**INSTRUCTIONS TO FOLLOW:**
Review the lines that follow and copy each one that contains the word "JSON".

**RECORDS SUPPLIED:**
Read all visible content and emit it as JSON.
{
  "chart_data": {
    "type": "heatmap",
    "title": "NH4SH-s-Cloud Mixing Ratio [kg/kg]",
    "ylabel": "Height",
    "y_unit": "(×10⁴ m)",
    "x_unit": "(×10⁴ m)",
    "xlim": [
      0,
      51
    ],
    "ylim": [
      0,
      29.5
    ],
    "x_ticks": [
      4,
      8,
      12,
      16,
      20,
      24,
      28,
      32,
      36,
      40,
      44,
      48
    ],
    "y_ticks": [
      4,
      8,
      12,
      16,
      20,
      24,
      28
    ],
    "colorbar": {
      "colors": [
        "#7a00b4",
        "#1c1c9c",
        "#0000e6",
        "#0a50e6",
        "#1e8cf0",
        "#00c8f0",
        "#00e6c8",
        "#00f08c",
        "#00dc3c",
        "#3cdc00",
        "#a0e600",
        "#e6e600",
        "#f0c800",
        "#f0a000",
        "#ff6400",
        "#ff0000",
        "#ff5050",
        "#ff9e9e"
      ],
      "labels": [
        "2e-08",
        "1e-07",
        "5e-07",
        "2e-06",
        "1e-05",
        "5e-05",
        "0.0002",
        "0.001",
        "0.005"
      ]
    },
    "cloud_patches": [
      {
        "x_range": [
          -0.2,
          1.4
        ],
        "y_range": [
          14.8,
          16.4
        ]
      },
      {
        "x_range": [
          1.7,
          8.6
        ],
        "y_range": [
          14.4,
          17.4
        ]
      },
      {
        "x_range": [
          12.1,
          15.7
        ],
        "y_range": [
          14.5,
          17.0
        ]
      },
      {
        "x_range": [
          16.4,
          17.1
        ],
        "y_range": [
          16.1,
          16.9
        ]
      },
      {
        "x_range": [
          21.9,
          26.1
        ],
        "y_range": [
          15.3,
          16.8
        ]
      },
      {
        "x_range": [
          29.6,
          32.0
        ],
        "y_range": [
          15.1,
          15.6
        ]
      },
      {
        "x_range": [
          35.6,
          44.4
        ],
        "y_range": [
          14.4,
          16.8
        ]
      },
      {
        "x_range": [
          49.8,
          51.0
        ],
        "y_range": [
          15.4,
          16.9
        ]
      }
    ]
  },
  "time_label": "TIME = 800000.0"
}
---
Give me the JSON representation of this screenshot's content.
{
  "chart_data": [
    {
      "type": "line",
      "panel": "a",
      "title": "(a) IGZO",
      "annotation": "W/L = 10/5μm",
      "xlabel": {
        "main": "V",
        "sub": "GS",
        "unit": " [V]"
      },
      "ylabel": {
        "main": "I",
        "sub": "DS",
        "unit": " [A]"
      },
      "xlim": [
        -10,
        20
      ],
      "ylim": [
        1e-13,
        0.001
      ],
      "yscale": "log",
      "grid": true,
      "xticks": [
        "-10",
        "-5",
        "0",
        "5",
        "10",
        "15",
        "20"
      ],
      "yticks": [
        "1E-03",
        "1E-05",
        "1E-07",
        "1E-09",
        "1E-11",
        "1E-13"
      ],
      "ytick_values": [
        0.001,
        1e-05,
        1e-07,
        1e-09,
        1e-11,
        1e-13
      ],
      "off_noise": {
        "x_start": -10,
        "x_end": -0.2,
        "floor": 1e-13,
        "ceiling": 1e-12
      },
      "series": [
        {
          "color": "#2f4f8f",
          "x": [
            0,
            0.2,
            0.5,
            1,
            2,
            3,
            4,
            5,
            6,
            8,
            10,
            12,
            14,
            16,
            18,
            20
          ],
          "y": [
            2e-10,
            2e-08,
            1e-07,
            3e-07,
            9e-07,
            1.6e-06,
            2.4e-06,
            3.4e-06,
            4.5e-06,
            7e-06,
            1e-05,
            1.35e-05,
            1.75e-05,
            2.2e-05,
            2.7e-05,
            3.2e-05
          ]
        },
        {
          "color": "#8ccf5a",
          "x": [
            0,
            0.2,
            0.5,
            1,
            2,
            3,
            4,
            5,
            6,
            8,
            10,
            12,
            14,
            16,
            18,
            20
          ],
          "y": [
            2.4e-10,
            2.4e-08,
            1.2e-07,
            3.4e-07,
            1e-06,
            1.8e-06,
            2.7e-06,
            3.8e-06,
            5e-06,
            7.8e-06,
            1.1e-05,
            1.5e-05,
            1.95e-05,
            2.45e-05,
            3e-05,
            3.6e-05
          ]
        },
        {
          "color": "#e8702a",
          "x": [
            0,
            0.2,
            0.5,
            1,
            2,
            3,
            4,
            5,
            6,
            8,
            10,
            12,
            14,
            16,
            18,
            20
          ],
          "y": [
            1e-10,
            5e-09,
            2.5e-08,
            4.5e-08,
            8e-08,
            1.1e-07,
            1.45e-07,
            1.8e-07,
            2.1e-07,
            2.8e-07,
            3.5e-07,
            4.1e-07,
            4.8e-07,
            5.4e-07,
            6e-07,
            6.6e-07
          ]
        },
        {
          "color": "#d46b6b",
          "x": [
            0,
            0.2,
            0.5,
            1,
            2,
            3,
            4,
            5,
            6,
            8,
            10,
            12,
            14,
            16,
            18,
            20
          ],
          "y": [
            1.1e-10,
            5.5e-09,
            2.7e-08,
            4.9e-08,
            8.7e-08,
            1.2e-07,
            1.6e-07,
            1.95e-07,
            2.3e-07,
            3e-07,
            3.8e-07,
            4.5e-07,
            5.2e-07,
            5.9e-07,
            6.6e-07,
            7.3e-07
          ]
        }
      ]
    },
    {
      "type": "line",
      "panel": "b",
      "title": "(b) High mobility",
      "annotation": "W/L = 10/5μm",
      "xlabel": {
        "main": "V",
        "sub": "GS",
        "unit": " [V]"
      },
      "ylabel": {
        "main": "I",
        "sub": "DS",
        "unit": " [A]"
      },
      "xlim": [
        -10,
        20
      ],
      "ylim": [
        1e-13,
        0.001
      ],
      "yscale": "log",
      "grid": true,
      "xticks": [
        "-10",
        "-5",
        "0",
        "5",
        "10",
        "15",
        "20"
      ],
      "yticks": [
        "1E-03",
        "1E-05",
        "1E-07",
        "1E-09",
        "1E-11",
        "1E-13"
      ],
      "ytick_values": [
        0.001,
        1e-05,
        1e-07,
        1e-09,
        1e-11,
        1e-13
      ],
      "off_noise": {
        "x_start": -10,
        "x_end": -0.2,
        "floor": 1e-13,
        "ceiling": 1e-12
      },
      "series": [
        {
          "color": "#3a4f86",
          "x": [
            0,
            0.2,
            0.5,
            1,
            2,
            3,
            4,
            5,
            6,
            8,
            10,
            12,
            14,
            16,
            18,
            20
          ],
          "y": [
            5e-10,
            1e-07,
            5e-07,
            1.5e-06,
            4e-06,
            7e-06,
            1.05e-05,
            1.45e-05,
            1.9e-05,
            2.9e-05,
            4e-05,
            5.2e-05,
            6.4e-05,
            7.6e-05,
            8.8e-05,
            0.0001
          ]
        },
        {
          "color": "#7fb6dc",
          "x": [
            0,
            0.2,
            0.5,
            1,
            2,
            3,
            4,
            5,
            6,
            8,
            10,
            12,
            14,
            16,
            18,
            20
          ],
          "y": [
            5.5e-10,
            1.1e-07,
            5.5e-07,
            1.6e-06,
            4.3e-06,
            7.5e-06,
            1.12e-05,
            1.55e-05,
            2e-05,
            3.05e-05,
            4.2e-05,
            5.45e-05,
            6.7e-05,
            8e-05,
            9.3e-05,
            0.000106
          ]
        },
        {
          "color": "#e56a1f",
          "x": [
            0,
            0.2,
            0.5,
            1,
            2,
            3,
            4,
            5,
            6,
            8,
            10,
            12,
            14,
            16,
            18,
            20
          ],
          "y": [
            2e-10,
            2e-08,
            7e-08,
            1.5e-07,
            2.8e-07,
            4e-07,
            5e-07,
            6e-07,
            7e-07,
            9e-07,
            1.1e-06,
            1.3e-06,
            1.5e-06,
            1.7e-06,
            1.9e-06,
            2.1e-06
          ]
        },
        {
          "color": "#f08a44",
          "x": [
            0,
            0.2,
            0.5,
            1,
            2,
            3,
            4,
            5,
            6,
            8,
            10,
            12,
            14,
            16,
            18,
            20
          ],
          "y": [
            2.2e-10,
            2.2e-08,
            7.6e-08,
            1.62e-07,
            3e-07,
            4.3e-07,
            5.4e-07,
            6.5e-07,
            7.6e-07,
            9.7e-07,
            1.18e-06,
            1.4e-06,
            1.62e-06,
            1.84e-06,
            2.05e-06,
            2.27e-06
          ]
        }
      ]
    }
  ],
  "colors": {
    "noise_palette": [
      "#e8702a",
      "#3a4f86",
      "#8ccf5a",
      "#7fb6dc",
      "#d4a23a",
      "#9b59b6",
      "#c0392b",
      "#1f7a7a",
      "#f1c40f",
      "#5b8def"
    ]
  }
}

**FINAL RESULT:**
Read all visible content and emit it as JSON.
Give me the JSON representation of this screenshot's content.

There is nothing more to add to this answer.